- **Aim**
Output the records. Match them exactly.

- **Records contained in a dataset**
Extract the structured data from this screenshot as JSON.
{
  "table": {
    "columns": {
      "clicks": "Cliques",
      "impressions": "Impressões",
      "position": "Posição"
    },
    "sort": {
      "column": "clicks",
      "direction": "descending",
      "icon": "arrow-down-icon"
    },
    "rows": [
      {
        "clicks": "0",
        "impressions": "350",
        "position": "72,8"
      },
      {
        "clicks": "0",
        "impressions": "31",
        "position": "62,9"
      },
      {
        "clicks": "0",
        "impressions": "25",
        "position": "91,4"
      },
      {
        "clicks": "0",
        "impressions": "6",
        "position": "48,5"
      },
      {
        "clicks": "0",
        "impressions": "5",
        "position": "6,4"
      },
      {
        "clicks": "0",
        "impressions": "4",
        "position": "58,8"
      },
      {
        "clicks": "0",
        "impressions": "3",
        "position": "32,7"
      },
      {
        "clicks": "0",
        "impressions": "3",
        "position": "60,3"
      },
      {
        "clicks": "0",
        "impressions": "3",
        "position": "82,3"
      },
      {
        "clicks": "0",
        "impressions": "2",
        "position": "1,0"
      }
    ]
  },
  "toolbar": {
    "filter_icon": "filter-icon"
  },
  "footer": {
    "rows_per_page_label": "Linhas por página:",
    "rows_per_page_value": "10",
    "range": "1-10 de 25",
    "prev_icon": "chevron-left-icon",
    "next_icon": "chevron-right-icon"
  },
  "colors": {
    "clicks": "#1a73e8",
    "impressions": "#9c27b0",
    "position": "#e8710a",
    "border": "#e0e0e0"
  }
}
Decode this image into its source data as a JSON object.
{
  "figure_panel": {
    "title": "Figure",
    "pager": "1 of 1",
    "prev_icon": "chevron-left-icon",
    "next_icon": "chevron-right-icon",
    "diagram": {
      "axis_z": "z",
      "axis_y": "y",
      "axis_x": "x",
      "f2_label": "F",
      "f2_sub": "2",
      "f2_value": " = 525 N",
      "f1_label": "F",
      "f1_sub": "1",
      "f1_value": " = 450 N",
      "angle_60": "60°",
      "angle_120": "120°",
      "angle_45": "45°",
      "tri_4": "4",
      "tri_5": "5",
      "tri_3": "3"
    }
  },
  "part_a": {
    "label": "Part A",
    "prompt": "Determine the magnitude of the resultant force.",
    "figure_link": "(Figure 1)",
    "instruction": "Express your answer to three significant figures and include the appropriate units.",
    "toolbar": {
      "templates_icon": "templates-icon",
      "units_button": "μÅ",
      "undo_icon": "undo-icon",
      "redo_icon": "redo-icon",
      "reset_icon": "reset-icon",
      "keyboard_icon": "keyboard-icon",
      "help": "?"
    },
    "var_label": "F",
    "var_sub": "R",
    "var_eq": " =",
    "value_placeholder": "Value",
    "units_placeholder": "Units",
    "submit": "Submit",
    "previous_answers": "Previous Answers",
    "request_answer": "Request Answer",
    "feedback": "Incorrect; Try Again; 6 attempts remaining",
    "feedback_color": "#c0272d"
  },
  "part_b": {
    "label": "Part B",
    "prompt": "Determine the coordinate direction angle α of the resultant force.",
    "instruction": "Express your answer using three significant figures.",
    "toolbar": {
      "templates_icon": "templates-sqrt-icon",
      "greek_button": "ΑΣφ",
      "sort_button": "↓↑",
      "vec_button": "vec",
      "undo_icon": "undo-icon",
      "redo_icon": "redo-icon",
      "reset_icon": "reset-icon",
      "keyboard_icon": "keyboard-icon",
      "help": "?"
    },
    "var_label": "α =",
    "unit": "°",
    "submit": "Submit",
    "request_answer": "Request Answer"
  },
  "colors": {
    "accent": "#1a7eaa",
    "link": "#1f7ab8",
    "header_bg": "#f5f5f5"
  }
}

- **Expected output**
Extract the structured data from this screenshot as JSON.
{
  "table": {
    "columns": {
      "clicks": "Cliques",
      "impressions": "Impressões",
      "position": "Posição"
    },
    "sort": {
      "column": "clicks",
      "direction": "descending",
      "icon": "arrow-down-icon"
    },
    "rows": [
      {
        "clicks": "0",
        "impressions": "350",
        "position": "72,8"
      },
      {
        "clicks": "0",
        "impressions": "31",
        "position": "62,9"
      },
      {
        "clicks": "0",
        "impressions": "25",
        "position": "91,4"
      },
      {
        "clicks": "0",
        "impressions": "6",
        "position": "48,5"
      },
      {
        "clicks": "0",
        "impressions": "5",
        "position": "6,4"
      },
      {
        "clicks": "0",
        "impressions": "4",
        "position": "58,8"
      },
      {
        "clicks": "0",
        "impressions": "3",
        "position": "32,7"
      },
      {
        "clicks": "0",
        "impressions": "3",
        "position": "60,3"
      },
      {
        "clicks": "0",
        "impressions": "3",
        "position": "82,3"
      },
      {
        "clicks": "0",
        "impressions": "2",
        "position": "1,0"
      }
    ]
  },
  "toolbar": {
    "filter_icon": "filter-icon"
  },
  "footer": {
    "rows_per_page_label": "Linhas por página:",
    "rows_per_page_value": "10",
    "range": "1-10 de 25",
    "prev_icon": "chevron-left-icon",
    "next_icon": "chevron-right-icon"
  },
  "colors": {
    "clicks": "#1a73e8",
    "impressions": "#9c27b0",
    "position": "#e8710a",
    "border": "#e0e0e0"
  }
}
Decode this image into its source data as a JSON object.
{
  "figure_panel": {
    "title": "Figure",
    "pager": "1 of 1",
    "prev_icon": "chevron-left-icon",
    "next_icon": "chevron-right-icon",
    "diagram": {
      "axis_z": "z",
      "axis_y": "y",
      "axis_x": "x",
      "f2_label": "F",
      "f2_sub": "2",
      "f2_value": " = 525 N",
      "f1_label": "F",
      "f1_sub": "1",
      "f1_value": " = 450 N",
      "angle_60": "60°",
      "angle_120": "120°",
      "angle_45": "45°",
      "tri_4": "4",
      "tri_5": "5",
      "tri_3": "3"
    }
  },
  "part_a": {
    "label": "Part A",
    "prompt": "Determine the magnitude of the resultant force.",
    "figure_link": "(Figure 1)",
    "instruction": "Express your answer to three significant figures and include the appropriate units.",
    "toolbar": {
      "templates_icon": "templates-icon",
      "units_button": "μÅ",
      "undo_icon": "undo-icon",
      "redo_icon": "redo-icon",
      "reset_icon": "reset-icon",
      "keyboard_icon": "keyboard-icon",
      "help": "?"
    },
    "var_label": "F",
    "var_sub": "R",
    "var_eq": " =",
    "value_placeholder": "Value",
    "units_placeholder": "Units",
    "submit": "Submit",
    "previous_answers": "Previous Answers",
    "request_answer": "Request Answer",
    "feedback": "Incorrect; Try Again; 6 attempts remaining",
    "feedback_color": "#c0272d"
  },
  "part_b": {
    "label": "Part B",
    "prompt": "Determine the coordinate direction angle α of the resultant force.",
    "instruction": "Express your answer using three significant figures.",
    "toolbar": {
      "templates_icon": "templates-sqrt-icon",
      "greek_button": "ΑΣφ",
      "sort_button": "↓↑",
      "vec_button": "vec",
      "undo_icon": "undo-icon",
      "redo_icon": "redo-icon",
      "reset_icon": "reset-icon",
      "keyboard_icon": "keyboard-icon",
      "help": "?"
    },
    "var_label": "α =",
    "unit": "°",
    "submit": "Submit",
    "request_answer": "Request Answer"
  },
  "colors": {
    "accent": "#1a7eaa",
    "link": "#1f7ab8",
    "header_bg": "#f5f5f5"
  }
}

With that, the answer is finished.